--- Begin Given entries ---

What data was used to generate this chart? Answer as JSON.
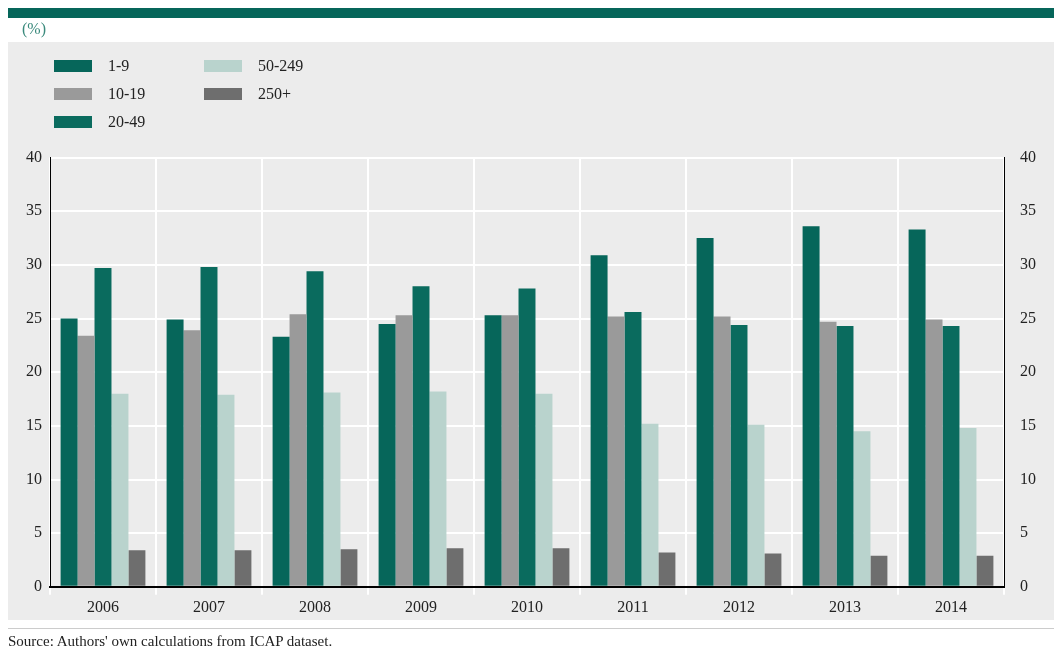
{
  "chart_data": {
    "type": "bar",
    "categories": [
      "2006",
      "2007",
      "2008",
      "2009",
      "2010",
      "2011",
      "2012",
      "2013",
      "2014"
    ],
    "series": [
      {
        "name": "1-9",
        "color": "#06665a",
        "values": [
          25.0,
          24.9,
          23.3,
          24.5,
          25.3,
          30.9,
          32.5,
          33.6,
          33.3
        ]
      },
      {
        "name": "10-19",
        "color": "#9a9a9a",
        "values": [
          23.4,
          23.9,
          25.4,
          25.3,
          25.3,
          25.2,
          25.2,
          24.7,
          24.9
        ]
      },
      {
        "name": "20-49",
        "color": "#0a6b5e",
        "values": [
          29.7,
          29.8,
          29.4,
          28.0,
          27.8,
          25.6,
          24.4,
          24.3,
          24.3
        ]
      },
      {
        "name": "50-249",
        "color": "#b9d3cd",
        "values": [
          18.0,
          17.9,
          18.1,
          18.2,
          18.0,
          15.2,
          15.1,
          14.5,
          14.8
        ]
      },
      {
        "name": "250+",
        "color": "#6e6e6e",
        "values": [
          3.4,
          3.4,
          3.5,
          3.6,
          3.6,
          3.2,
          3.1,
          2.9,
          2.9
        ]
      }
    ],
    "ylim": [
      0,
      40
    ],
    "yticks": [
      0,
      5,
      10,
      15,
      20,
      25,
      30,
      35,
      40
    ],
    "y2lim": [
      0,
      40
    ],
    "y2ticks": [
      0,
      5,
      10,
      15,
      20,
      25,
      30,
      35,
      40
    ],
    "grid": true,
    "legend": "top left",
    "annotations": [
      "(%)",
      "Source: Authors' own calculations from ICAP dataset."
    ]
  }
}
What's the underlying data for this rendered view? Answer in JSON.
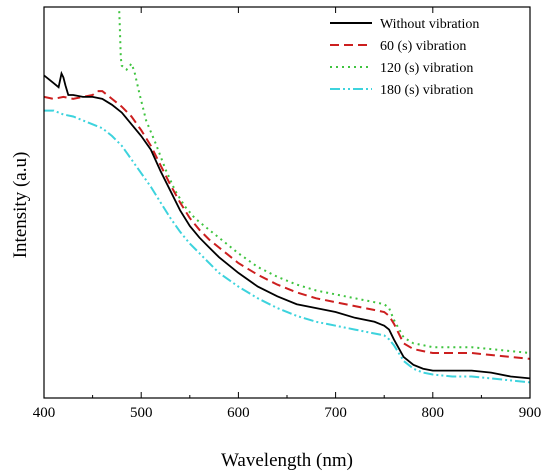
{
  "chart_data": {
    "type": "line",
    "title": "",
    "xlabel": "Wavelength (nm)",
    "ylabel": "Intensity (a.u)",
    "xlim": [
      400,
      900
    ],
    "ylim": [
      0,
      1
    ],
    "xticks": [
      400,
      500,
      600,
      700,
      800,
      900
    ],
    "xtick_labels": [
      "400",
      "500",
      "600",
      "700",
      "800",
      "900"
    ],
    "y_tick_labels_shown": false,
    "grid": false,
    "legend_position": "top-right",
    "series": [
      {
        "name": "Without vibration",
        "color": "#000000",
        "dash": "solid",
        "points": [
          [
            400,
            0.825
          ],
          [
            405,
            0.815
          ],
          [
            410,
            0.805
          ],
          [
            415,
            0.795
          ],
          [
            418,
            0.83
          ],
          [
            420,
            0.82
          ],
          [
            422,
            0.8
          ],
          [
            425,
            0.775
          ],
          [
            430,
            0.775
          ],
          [
            440,
            0.77
          ],
          [
            450,
            0.77
          ],
          [
            460,
            0.765
          ],
          [
            470,
            0.75
          ],
          [
            480,
            0.73
          ],
          [
            490,
            0.7
          ],
          [
            500,
            0.67
          ],
          [
            510,
            0.635
          ],
          [
            520,
            0.58
          ],
          [
            530,
            0.53
          ],
          [
            540,
            0.48
          ],
          [
            550,
            0.44
          ],
          [
            560,
            0.41
          ],
          [
            570,
            0.385
          ],
          [
            580,
            0.36
          ],
          [
            600,
            0.32
          ],
          [
            620,
            0.285
          ],
          [
            640,
            0.26
          ],
          [
            660,
            0.24
          ],
          [
            680,
            0.23
          ],
          [
            700,
            0.22
          ],
          [
            720,
            0.205
          ],
          [
            740,
            0.195
          ],
          [
            750,
            0.185
          ],
          [
            755,
            0.175
          ],
          [
            760,
            0.15
          ],
          [
            770,
            0.105
          ],
          [
            780,
            0.085
          ],
          [
            790,
            0.075
          ],
          [
            800,
            0.07
          ],
          [
            820,
            0.07
          ],
          [
            840,
            0.07
          ],
          [
            860,
            0.065
          ],
          [
            880,
            0.055
          ],
          [
            900,
            0.05
          ]
        ]
      },
      {
        "name": "60 (s) vibration",
        "color": "#cc1f1f",
        "dash": "dashed",
        "points": [
          [
            400,
            0.77
          ],
          [
            410,
            0.765
          ],
          [
            420,
            0.77
          ],
          [
            430,
            0.765
          ],
          [
            440,
            0.77
          ],
          [
            450,
            0.775
          ],
          [
            455,
            0.785
          ],
          [
            460,
            0.785
          ],
          [
            470,
            0.765
          ],
          [
            480,
            0.745
          ],
          [
            490,
            0.72
          ],
          [
            500,
            0.685
          ],
          [
            510,
            0.645
          ],
          [
            520,
            0.595
          ],
          [
            530,
            0.545
          ],
          [
            540,
            0.5
          ],
          [
            550,
            0.46
          ],
          [
            560,
            0.43
          ],
          [
            570,
            0.405
          ],
          [
            580,
            0.385
          ],
          [
            600,
            0.345
          ],
          [
            620,
            0.315
          ],
          [
            640,
            0.29
          ],
          [
            660,
            0.27
          ],
          [
            680,
            0.255
          ],
          [
            700,
            0.245
          ],
          [
            720,
            0.235
          ],
          [
            740,
            0.225
          ],
          [
            750,
            0.22
          ],
          [
            755,
            0.21
          ],
          [
            760,
            0.19
          ],
          [
            770,
            0.14
          ],
          [
            780,
            0.125
          ],
          [
            790,
            0.12
          ],
          [
            800,
            0.115
          ],
          [
            820,
            0.115
          ],
          [
            840,
            0.115
          ],
          [
            860,
            0.11
          ],
          [
            880,
            0.105
          ],
          [
            900,
            0.1
          ]
        ]
      },
      {
        "name": "120 (s) vibration",
        "color": "#3fc43f",
        "dash": "dotted",
        "points": [
          [
            477,
            1.02
          ],
          [
            478,
            0.95
          ],
          [
            479,
            0.87
          ],
          [
            480,
            0.85
          ],
          [
            485,
            0.84
          ],
          [
            490,
            0.855
          ],
          [
            493,
            0.835
          ],
          [
            498,
            0.78
          ],
          [
            505,
            0.71
          ],
          [
            515,
            0.65
          ],
          [
            525,
            0.585
          ],
          [
            535,
            0.53
          ],
          [
            545,
            0.49
          ],
          [
            555,
            0.46
          ],
          [
            570,
            0.43
          ],
          [
            580,
            0.41
          ],
          [
            600,
            0.37
          ],
          [
            620,
            0.335
          ],
          [
            640,
            0.31
          ],
          [
            660,
            0.29
          ],
          [
            680,
            0.275
          ],
          [
            700,
            0.265
          ],
          [
            720,
            0.255
          ],
          [
            740,
            0.245
          ],
          [
            750,
            0.24
          ],
          [
            755,
            0.23
          ],
          [
            760,
            0.2
          ],
          [
            770,
            0.155
          ],
          [
            780,
            0.14
          ],
          [
            790,
            0.135
          ],
          [
            800,
            0.13
          ],
          [
            820,
            0.13
          ],
          [
            840,
            0.13
          ],
          [
            860,
            0.125
          ],
          [
            880,
            0.12
          ],
          [
            900,
            0.115
          ]
        ]
      },
      {
        "name": "180 (s) vibration",
        "color": "#3dd3dd",
        "dash": "dash-dot-dot",
        "points": [
          [
            400,
            0.735
          ],
          [
            410,
            0.735
          ],
          [
            420,
            0.725
          ],
          [
            430,
            0.72
          ],
          [
            440,
            0.71
          ],
          [
            450,
            0.7
          ],
          [
            460,
            0.69
          ],
          [
            470,
            0.67
          ],
          [
            480,
            0.645
          ],
          [
            490,
            0.61
          ],
          [
            500,
            0.575
          ],
          [
            510,
            0.54
          ],
          [
            520,
            0.5
          ],
          [
            530,
            0.46
          ],
          [
            540,
            0.425
          ],
          [
            550,
            0.395
          ],
          [
            560,
            0.37
          ],
          [
            570,
            0.345
          ],
          [
            580,
            0.32
          ],
          [
            600,
            0.285
          ],
          [
            620,
            0.255
          ],
          [
            640,
            0.23
          ],
          [
            660,
            0.21
          ],
          [
            680,
            0.195
          ],
          [
            700,
            0.185
          ],
          [
            720,
            0.175
          ],
          [
            740,
            0.165
          ],
          [
            750,
            0.16
          ],
          [
            755,
            0.15
          ],
          [
            760,
            0.135
          ],
          [
            770,
            0.095
          ],
          [
            780,
            0.075
          ],
          [
            790,
            0.065
          ],
          [
            800,
            0.06
          ],
          [
            820,
            0.055
          ],
          [
            840,
            0.055
          ],
          [
            860,
            0.05
          ],
          [
            880,
            0.045
          ],
          [
            900,
            0.04
          ]
        ]
      }
    ]
  }
}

--- End Given entries ---

Where a line holds "color", copy it out.

◆ **Output below**
        "color": "#06665a",
        "color": "#9a9a9a",
        "color": "#0a6b5e",
        "color": "#b9d3cd",
        "color": "#6e6e6e",
        "color": "#000000",
        "color": "#cc1f1f",
        "color": "#3fc43f",
        "color": "#3dd3dd",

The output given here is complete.